_WHAT THE TASK REQUIRES_. Make an exact copy of each entry, leaving out every picture.

[Extracts from a graphics dataset]
○ ○ ○ ○ ○ ○ ○

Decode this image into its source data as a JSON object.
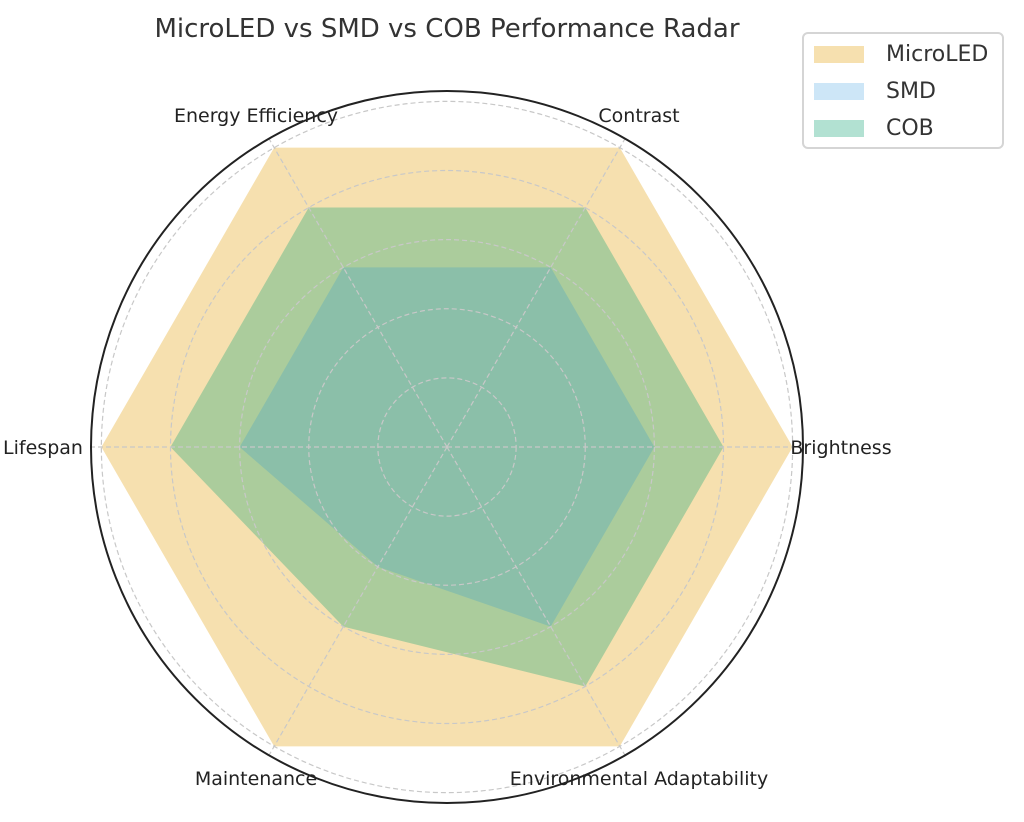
{
  "chart_data": {
    "type": "radar",
    "title": "MicroLED vs SMD vs COB Performance Radar",
    "categories": [
      "Brightness",
      "Contrast",
      "Energy Efficiency",
      "Lifespan",
      "Maintenance",
      "Environmental Adaptability"
    ],
    "series": [
      {
        "name": "MicroLED",
        "values": [
          5,
          5,
          5,
          5,
          5,
          5
        ],
        "color": "#f6e0af"
      },
      {
        "name": "SMD",
        "values": [
          3,
          3,
          3,
          3,
          2,
          3
        ],
        "color": "#cde6f7"
      },
      {
        "name": "COB",
        "values": [
          4,
          4,
          4,
          4,
          3,
          4
        ],
        "color": "#b2e1d2"
      }
    ],
    "rlim": [
      0,
      5.15
    ],
    "grid": true,
    "legend_position": "top-right"
  }
}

○ ○ ○ ○ ○ ○ ○

_RESPONSE TO THIS TASK_.
Decode this image into its source data as a JSON object.
{
  "chart_data": {
    "type": "radar",
    "title": "MicroLED vs SMD vs COB Performance Radar",
    "categories": [
      "Brightness",
      "Contrast",
      "Energy Efficiency",
      "Lifespan",
      "Maintenance",
      "Environmental Adaptability"
    ],
    "series": [
      {
        "name": "MicroLED",
        "values": [
          5,
          5,
          5,
          5,
          5,
          5
        ],
        "color": "#f6e0af"
      },
      {
        "name": "SMD",
        "values": [
          3,
          3,
          3,
          3,
          2,
          3
        ],
        "color": "#cde6f7"
      },
      {
        "name": "COB",
        "values": [
          4,
          4,
          4,
          4,
          3,
          4
        ],
        "color": "#b2e1d2"
      }
    ],
    "rlim": [
      0,
      5.15
    ],
    "grid": true,
    "legend_position": "top-right"
  }
}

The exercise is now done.